Problem to solve: Collect every line that includes the string "Revenue".

Given information:
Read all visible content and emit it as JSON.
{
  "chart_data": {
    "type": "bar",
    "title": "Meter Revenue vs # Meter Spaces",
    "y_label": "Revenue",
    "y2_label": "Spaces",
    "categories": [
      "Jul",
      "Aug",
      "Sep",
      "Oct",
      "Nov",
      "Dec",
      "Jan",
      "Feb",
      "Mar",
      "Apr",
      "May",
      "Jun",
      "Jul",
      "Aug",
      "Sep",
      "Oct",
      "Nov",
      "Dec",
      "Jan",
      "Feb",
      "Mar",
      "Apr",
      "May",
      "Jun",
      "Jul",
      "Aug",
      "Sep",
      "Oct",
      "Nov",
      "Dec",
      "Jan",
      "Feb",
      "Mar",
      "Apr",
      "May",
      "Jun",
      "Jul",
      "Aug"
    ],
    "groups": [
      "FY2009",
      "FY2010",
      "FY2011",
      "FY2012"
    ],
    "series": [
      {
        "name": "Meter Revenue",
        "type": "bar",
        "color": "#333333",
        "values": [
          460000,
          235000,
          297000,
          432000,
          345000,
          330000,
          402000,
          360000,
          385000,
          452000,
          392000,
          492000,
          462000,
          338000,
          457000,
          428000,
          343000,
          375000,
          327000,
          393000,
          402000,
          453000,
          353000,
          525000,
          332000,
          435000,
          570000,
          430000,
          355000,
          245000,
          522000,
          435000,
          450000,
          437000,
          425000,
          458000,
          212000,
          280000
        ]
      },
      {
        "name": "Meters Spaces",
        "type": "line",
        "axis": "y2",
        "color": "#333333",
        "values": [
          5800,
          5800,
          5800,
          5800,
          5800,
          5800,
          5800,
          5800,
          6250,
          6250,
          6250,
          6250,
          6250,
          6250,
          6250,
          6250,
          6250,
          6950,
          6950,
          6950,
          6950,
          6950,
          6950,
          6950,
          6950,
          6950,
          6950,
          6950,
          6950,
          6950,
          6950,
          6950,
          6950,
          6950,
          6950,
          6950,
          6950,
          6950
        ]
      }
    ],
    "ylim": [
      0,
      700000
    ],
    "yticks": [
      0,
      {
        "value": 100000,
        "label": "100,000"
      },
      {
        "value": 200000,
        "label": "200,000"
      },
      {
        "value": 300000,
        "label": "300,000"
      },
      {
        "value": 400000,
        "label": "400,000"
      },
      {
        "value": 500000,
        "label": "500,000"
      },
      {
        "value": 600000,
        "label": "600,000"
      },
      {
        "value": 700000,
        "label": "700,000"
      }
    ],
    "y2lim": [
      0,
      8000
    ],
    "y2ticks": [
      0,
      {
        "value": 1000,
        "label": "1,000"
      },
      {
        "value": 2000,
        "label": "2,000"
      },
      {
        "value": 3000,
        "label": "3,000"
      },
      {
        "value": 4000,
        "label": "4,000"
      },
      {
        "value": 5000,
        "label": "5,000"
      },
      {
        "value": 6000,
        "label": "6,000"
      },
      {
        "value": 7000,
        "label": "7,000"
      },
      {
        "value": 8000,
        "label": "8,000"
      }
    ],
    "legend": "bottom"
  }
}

Result of the task:
    "title": "Meter Revenue vs # Meter Spaces",
    "y_label": "Revenue",
        "name": "Meter Revenue",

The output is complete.